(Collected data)
[start]
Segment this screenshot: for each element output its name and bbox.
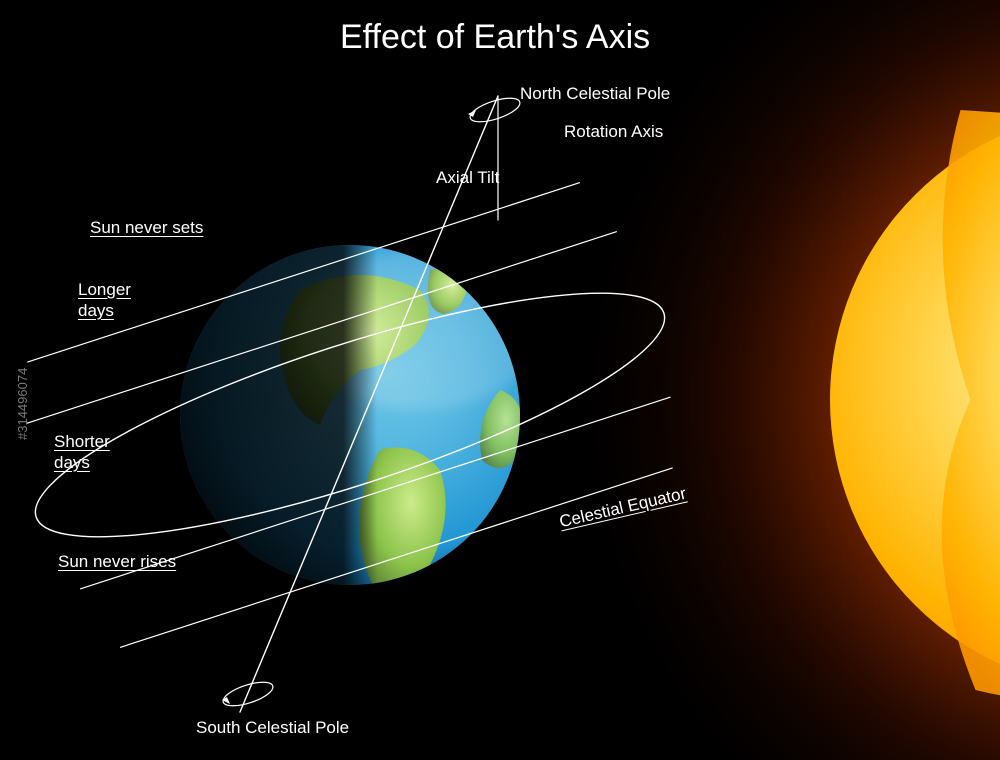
- watermark: #314496074: [16, 368, 31, 440]
- label-north_pole: North Celestial Pole: [520, 84, 670, 104]
- label-sun_never_sets: Sun never sets: [90, 218, 203, 238]
- page-title: Effect of Earth's Axis: [340, 18, 650, 57]
- label-shorter_days-line2: days: [54, 453, 90, 473]
- label-rotation_axis: Rotation Axis: [564, 122, 663, 142]
- label-longer_days-line2: days: [78, 301, 114, 321]
- label-axial_tilt: Axial Tilt: [436, 168, 499, 188]
- earth: [180, 245, 540, 592]
- label-sun_never_rises: Sun never rises: [58, 552, 176, 572]
- scene-svg: [0, 0, 1000, 760]
- label-shorter_days: Shorter: [54, 432, 110, 452]
- diagram-stage: North Celestial Pole Rotation Axis Axial T…: [0, 0, 1000, 760]
- label-longer_days: Longer: [78, 280, 131, 300]
- label-south_pole: South Celestial Pole: [196, 718, 349, 738]
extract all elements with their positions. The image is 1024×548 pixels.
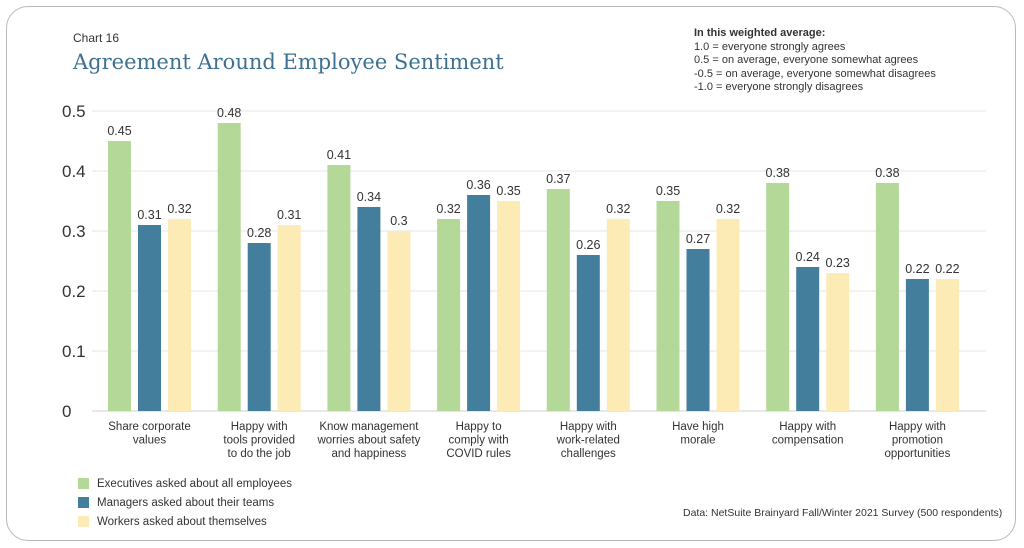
[end]
SHORT EXERCISE =
Output every line of the items above word for word, leaving out the pictures.

WRITTEN REPLY =
Segment this screenshot: for each element output its name and bbox.
- watermark: #314496074: [16, 368, 31, 440]
- label-north_pole: North Celestial Pole: [520, 84, 670, 104]
- label-sun_never_sets: Sun never sets: [90, 218, 203, 238]
- page-title: Effect of Earth's Axis: [340, 18, 650, 57]
- label-shorter_days-line2: days: [54, 453, 90, 473]
- label-rotation_axis: Rotation Axis: [564, 122, 663, 142]
- label-longer_days-line2: days: [78, 301, 114, 321]
- label-axial_tilt: Axial Tilt: [436, 168, 499, 188]
- earth: [180, 245, 540, 592]
- label-sun_never_rises: Sun never rises: [58, 552, 176, 572]
- scene-svg: [0, 0, 1000, 760]
- label-shorter_days: Shorter: [54, 432, 110, 452]
- diagram-stage: North Celestial Pole Rotation Axis Axial T…: [0, 0, 1000, 760]
- label-longer_days: Longer: [78, 280, 131, 300]
- label-south_pole: South Celestial Pole: [196, 718, 349, 738]
extract all elements with their positions. The image is 1024×548 pixels.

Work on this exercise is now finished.